Records:
↓
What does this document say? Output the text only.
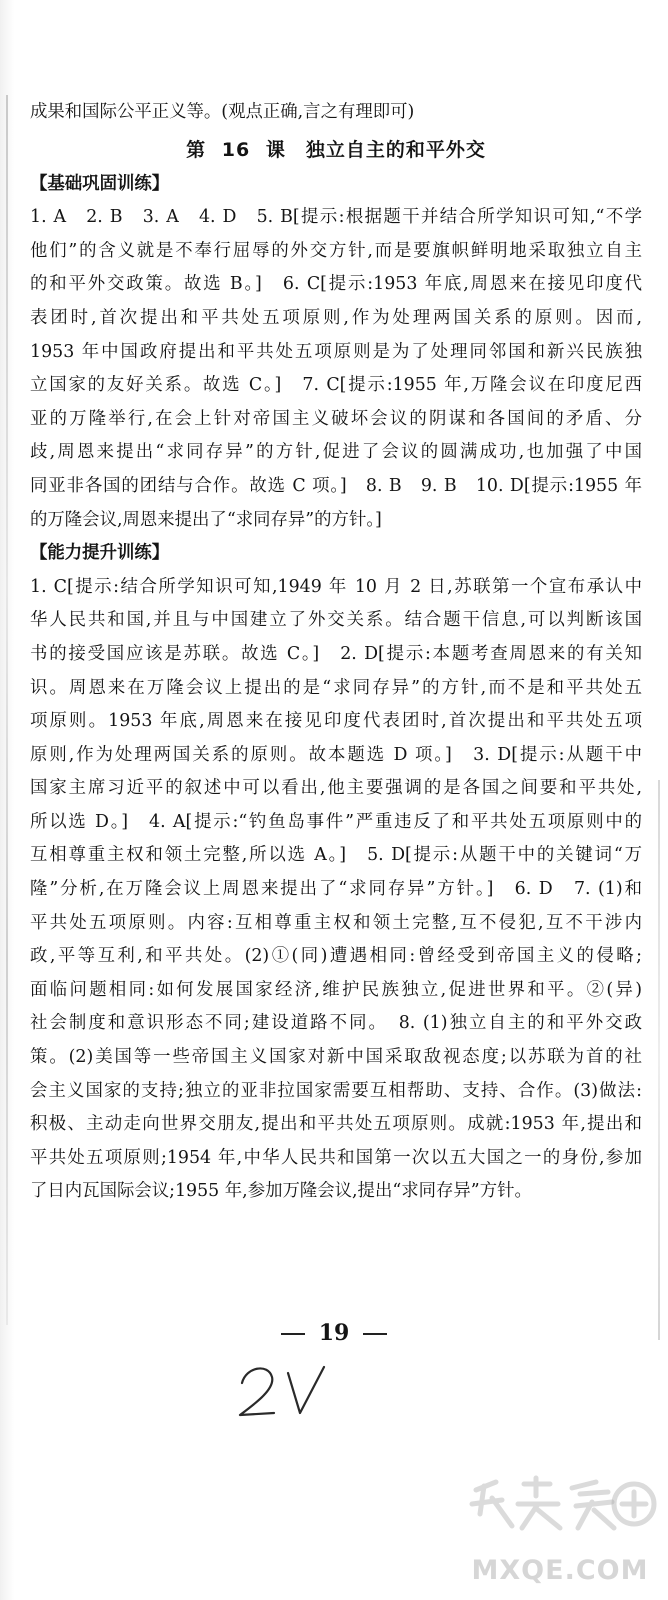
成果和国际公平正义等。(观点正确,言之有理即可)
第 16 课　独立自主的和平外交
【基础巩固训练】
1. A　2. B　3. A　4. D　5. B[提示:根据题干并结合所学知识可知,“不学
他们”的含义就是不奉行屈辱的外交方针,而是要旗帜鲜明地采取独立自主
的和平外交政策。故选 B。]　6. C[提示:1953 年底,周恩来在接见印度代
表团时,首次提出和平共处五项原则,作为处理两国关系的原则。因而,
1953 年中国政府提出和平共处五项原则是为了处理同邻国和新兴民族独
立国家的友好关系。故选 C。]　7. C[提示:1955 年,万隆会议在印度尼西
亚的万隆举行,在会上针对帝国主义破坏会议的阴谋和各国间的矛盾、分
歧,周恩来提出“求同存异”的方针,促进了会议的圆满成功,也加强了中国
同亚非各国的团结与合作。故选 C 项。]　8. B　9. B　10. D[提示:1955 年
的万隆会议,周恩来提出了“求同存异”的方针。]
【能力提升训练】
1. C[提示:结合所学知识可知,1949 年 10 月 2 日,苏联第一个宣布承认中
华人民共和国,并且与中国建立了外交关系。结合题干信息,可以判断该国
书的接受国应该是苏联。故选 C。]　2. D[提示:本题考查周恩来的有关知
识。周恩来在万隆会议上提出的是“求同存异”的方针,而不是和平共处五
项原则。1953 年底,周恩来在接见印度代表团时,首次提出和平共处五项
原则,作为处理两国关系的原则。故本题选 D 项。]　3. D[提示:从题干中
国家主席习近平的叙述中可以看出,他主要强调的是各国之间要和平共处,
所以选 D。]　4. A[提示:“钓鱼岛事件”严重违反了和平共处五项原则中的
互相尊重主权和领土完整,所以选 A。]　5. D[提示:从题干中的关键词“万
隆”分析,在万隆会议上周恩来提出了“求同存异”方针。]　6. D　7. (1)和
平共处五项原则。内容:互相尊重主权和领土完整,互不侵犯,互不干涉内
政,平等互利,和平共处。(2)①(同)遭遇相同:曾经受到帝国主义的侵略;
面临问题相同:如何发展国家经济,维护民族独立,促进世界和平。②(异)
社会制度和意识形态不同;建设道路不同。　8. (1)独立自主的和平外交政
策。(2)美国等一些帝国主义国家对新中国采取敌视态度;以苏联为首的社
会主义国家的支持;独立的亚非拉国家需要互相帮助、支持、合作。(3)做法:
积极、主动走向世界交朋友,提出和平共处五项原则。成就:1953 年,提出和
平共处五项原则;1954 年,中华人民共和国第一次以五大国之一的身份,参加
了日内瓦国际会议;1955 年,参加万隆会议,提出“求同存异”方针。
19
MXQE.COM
↑
↓
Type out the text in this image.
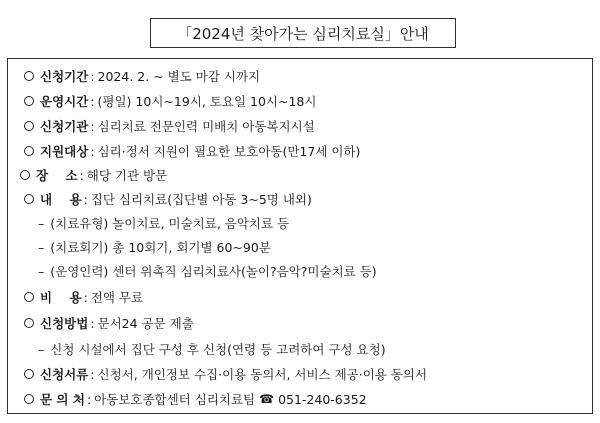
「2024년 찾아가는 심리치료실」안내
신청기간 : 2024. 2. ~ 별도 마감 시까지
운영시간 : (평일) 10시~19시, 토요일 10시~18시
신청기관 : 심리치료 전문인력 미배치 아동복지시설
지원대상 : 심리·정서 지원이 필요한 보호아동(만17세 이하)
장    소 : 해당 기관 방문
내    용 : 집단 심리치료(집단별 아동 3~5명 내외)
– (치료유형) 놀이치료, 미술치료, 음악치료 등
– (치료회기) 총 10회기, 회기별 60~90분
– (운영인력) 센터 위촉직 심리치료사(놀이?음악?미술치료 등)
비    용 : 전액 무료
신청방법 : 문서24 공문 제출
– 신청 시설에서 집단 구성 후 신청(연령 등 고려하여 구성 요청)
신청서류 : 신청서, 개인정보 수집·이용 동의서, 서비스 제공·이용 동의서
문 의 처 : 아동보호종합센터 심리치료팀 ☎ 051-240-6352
↑
Report all lines of the data that include the word "this".

What does this document say? Output the text only.
Type out the text in this image.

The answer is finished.